Problem to work on >> List each line of the data that holds the string "SDTVAR", please.

Input >>
***
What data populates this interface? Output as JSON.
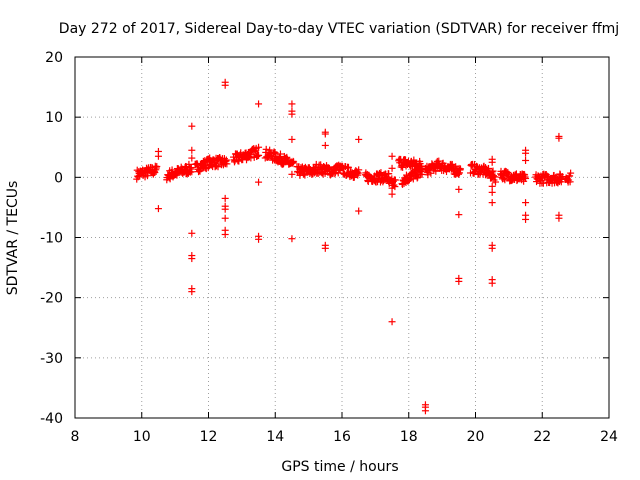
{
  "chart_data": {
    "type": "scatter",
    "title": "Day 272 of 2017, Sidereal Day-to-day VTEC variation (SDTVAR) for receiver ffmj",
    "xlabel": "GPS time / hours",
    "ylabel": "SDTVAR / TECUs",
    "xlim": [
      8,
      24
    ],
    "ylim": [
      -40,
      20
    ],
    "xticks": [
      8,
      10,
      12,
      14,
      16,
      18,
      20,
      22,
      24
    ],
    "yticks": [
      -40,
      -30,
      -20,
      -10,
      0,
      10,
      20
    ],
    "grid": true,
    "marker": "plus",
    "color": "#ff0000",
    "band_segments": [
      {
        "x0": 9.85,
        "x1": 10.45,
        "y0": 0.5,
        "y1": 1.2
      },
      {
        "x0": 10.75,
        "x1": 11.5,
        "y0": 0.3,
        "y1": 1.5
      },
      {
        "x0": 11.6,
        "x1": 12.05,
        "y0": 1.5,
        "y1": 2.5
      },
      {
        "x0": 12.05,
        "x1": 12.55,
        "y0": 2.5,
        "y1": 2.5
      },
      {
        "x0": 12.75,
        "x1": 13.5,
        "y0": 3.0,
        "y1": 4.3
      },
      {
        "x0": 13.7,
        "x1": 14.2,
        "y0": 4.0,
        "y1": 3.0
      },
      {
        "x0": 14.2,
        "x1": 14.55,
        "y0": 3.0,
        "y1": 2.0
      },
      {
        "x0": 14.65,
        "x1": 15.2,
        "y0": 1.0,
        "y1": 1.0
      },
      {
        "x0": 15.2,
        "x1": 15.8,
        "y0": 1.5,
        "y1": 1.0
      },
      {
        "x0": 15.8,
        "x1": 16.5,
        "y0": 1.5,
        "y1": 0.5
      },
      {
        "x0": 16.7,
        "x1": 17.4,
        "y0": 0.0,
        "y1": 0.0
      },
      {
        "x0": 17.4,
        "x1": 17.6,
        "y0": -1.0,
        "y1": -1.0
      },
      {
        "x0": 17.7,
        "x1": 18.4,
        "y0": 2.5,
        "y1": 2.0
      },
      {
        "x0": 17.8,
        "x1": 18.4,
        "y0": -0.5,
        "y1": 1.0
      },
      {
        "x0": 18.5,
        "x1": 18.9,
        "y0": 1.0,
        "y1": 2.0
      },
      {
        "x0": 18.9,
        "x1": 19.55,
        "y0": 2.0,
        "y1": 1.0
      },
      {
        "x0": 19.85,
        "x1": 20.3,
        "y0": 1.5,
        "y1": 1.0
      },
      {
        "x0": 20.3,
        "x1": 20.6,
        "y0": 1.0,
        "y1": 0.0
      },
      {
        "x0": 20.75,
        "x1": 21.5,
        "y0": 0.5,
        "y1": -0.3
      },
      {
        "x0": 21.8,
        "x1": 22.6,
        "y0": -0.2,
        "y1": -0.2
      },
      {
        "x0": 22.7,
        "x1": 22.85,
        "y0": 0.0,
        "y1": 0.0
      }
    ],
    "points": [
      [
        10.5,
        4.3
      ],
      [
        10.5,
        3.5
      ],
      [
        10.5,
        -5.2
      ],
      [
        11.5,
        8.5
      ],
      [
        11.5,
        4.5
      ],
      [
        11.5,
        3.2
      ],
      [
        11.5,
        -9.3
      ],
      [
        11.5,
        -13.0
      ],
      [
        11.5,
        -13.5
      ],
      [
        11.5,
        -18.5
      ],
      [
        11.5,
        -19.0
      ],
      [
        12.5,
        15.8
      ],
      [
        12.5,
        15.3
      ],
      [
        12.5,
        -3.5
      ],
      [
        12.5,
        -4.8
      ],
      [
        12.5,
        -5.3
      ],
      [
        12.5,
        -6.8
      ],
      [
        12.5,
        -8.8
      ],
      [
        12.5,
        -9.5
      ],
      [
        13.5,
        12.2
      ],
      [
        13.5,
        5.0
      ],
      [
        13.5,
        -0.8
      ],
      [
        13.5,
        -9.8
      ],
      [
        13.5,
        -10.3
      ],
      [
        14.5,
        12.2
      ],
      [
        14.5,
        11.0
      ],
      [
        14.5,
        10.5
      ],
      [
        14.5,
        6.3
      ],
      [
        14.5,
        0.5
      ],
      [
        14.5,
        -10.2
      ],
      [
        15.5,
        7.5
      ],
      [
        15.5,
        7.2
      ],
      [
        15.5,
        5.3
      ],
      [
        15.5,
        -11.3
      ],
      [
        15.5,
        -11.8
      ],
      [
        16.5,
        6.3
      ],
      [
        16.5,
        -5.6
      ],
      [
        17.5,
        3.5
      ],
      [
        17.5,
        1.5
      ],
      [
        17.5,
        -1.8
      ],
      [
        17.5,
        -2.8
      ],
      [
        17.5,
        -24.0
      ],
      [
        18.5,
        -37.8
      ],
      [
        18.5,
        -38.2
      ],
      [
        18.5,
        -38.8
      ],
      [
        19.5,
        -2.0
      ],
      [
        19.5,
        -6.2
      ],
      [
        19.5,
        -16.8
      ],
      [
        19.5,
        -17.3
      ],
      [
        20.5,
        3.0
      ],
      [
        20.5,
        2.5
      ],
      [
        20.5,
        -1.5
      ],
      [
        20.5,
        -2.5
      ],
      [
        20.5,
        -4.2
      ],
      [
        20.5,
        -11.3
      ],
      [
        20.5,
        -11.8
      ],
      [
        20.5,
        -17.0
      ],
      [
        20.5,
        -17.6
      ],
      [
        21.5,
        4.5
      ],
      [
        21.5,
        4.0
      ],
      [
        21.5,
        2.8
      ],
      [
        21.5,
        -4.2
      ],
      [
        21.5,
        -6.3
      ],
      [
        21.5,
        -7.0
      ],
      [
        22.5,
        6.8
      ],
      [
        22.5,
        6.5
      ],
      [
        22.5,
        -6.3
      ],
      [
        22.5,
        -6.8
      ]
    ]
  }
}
***
Answer to this problem >>
    "title": "Day 272 of 2017, Sidereal Day-to-day VTEC variation (SDTVAR) for receiver ffmj",
    "ylabel": "SDTVAR / TECUs",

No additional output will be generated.